-- START OF Records provided --

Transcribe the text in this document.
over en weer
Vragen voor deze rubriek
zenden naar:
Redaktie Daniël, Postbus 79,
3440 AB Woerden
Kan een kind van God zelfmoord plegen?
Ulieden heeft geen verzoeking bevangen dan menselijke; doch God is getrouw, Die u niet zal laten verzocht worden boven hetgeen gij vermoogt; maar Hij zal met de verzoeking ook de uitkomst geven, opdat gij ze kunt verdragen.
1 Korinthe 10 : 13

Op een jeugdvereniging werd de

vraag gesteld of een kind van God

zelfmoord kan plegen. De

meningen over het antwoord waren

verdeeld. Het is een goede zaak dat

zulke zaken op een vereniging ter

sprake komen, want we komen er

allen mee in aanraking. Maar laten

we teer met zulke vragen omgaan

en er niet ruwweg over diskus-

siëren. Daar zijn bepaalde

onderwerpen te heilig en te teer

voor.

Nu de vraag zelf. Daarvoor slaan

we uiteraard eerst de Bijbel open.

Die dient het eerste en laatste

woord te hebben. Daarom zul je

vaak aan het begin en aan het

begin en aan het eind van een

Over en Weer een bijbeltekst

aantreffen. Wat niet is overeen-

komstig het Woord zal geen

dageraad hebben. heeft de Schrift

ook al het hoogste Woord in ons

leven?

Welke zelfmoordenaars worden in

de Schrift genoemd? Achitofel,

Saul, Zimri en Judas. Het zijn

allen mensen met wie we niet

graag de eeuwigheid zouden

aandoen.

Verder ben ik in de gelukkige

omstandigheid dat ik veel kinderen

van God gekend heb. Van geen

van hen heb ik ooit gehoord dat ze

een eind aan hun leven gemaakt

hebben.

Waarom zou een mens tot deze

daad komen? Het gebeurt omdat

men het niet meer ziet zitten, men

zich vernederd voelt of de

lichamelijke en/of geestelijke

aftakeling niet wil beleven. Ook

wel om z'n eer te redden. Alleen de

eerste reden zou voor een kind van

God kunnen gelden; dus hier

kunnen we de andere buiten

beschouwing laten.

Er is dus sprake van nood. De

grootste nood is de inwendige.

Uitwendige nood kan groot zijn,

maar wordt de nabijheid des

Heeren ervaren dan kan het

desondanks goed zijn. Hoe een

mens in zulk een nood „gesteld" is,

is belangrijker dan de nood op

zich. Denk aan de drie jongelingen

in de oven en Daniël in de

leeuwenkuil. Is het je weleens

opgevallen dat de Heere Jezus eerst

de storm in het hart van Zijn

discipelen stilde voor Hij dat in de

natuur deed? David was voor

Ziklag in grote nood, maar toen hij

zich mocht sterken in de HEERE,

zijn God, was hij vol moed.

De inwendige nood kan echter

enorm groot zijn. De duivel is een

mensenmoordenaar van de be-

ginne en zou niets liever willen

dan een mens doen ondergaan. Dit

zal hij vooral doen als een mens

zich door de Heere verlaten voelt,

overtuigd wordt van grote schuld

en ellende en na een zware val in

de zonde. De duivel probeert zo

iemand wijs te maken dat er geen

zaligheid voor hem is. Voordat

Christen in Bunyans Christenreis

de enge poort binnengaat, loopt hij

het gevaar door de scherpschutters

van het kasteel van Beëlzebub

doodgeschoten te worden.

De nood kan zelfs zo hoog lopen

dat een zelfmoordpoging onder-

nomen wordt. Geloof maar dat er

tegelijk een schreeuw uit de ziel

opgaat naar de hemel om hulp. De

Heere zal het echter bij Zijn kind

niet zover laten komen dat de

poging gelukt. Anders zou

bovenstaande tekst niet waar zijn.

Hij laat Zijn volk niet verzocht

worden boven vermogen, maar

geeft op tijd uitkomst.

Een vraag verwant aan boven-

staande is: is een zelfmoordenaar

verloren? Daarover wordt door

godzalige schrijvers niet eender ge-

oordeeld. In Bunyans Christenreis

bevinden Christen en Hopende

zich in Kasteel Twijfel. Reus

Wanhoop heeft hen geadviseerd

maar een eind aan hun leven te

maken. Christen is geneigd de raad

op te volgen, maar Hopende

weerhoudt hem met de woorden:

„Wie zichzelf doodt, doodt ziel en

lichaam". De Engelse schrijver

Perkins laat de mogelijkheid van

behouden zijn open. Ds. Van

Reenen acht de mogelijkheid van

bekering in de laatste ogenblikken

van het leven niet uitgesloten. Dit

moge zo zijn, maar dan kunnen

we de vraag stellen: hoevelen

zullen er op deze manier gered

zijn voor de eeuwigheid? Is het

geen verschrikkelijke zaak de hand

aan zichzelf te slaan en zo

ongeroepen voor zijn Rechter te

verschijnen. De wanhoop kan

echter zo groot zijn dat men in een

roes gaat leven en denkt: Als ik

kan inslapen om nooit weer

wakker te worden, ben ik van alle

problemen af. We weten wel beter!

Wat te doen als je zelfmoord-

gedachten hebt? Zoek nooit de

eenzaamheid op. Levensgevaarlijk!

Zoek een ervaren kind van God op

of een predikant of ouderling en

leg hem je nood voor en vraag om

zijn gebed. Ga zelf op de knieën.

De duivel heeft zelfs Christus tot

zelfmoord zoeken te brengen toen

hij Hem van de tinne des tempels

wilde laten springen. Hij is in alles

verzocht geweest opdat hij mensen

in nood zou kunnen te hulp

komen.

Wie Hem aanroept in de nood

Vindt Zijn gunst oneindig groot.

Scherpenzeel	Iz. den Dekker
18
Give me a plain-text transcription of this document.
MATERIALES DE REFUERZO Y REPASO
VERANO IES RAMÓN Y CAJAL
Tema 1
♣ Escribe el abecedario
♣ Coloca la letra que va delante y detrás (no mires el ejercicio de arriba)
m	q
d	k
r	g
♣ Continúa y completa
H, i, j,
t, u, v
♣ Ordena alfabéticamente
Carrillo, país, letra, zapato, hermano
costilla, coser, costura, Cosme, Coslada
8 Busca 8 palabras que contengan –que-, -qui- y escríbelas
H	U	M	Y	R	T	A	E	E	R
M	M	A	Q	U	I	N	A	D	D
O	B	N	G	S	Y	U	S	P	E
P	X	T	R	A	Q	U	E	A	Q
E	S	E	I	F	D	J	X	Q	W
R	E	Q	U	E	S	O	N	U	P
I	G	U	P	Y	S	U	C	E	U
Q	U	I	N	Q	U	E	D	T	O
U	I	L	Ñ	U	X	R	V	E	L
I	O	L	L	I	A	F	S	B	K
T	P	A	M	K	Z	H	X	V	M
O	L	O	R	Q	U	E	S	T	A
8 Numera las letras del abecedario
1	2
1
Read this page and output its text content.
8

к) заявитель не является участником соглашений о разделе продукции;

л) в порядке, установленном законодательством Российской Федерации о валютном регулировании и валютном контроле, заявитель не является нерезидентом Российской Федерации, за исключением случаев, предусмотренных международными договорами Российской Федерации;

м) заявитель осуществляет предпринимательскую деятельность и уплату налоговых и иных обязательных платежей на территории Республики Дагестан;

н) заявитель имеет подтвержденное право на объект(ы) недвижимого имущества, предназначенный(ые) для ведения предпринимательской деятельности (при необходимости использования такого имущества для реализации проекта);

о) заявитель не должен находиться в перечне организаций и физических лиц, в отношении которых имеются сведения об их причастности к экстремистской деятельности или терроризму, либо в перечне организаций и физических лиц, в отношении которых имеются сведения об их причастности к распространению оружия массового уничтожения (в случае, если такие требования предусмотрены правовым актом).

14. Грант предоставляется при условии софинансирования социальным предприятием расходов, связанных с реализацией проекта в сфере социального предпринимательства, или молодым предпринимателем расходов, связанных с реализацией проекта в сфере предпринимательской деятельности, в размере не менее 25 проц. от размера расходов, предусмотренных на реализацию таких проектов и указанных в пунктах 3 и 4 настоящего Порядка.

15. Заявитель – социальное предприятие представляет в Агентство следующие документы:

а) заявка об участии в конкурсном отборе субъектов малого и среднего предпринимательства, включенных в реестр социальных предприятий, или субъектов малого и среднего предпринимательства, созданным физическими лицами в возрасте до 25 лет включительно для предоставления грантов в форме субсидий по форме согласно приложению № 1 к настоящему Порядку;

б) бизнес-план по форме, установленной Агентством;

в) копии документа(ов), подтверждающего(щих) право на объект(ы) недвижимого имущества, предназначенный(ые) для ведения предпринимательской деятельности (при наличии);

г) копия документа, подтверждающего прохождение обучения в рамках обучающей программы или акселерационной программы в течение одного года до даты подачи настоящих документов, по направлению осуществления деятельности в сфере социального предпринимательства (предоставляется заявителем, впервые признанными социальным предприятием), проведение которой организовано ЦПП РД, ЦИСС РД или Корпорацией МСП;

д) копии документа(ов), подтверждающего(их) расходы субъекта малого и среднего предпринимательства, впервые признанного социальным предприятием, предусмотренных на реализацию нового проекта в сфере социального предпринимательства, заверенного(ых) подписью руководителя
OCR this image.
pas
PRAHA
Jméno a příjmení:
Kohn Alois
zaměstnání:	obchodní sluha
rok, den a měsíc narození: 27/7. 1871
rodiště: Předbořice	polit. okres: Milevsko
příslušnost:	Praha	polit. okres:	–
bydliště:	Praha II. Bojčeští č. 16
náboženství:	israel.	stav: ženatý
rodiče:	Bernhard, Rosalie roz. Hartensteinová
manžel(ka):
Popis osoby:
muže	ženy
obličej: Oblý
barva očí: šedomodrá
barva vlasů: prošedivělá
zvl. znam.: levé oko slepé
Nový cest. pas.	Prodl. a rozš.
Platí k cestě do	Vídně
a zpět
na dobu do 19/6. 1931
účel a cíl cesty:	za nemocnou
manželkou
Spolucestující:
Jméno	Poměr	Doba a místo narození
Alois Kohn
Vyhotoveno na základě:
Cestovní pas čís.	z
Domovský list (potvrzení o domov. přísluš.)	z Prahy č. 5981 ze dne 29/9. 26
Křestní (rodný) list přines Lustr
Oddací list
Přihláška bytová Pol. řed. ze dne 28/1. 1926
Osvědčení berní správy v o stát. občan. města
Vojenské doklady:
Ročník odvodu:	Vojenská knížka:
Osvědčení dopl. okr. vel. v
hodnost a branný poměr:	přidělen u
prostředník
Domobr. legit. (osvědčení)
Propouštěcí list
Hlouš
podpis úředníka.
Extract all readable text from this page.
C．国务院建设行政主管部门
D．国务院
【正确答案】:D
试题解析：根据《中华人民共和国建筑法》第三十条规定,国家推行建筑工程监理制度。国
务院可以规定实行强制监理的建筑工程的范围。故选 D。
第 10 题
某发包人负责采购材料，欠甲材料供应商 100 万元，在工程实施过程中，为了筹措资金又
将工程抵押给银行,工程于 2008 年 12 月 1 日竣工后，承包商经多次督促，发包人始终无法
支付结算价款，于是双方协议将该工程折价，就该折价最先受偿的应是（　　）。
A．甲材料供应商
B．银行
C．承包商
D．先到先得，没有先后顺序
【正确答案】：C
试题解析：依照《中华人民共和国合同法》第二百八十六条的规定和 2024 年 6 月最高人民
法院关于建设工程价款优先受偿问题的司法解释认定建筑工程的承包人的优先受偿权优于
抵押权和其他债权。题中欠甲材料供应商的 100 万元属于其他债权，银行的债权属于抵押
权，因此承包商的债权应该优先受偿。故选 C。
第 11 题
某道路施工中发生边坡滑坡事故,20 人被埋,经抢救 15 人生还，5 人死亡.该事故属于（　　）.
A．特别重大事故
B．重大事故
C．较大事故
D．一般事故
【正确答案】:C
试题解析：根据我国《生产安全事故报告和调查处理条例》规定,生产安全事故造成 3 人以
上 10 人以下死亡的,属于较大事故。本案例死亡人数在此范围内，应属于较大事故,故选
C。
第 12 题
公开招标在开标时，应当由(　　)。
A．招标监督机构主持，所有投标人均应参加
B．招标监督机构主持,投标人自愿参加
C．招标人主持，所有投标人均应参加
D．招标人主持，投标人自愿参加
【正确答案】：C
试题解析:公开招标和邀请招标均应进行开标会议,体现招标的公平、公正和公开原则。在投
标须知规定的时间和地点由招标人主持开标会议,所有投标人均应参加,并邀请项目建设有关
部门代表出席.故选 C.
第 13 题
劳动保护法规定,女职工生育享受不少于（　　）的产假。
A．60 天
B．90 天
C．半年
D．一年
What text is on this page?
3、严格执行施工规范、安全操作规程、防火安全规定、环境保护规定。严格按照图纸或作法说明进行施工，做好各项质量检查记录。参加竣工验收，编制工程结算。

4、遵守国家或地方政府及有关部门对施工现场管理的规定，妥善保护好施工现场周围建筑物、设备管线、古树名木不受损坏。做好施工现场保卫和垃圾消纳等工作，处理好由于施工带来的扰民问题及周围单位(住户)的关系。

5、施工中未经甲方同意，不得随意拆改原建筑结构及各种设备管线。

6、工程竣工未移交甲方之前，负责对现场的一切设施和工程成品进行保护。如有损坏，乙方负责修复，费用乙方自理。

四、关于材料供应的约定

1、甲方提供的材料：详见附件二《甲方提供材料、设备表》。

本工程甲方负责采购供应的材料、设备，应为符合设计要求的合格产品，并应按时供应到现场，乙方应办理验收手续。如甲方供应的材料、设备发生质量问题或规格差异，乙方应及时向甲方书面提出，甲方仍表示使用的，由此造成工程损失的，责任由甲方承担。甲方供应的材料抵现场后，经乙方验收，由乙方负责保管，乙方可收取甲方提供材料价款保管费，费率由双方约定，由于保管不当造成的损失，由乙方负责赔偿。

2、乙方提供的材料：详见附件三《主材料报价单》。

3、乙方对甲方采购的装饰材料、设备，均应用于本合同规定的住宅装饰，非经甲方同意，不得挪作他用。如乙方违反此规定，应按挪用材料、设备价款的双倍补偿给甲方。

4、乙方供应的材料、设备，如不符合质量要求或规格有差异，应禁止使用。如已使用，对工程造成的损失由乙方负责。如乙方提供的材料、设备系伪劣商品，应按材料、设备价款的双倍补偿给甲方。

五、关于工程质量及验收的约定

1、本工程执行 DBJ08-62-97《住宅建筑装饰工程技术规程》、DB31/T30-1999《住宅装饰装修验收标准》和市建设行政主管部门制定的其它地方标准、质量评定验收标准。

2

-- END OF Records provided --

## Stated exercise
Determine how many lines of the listing above hold the word "teer". Report that number without anything else.

## Reply to the exercise
2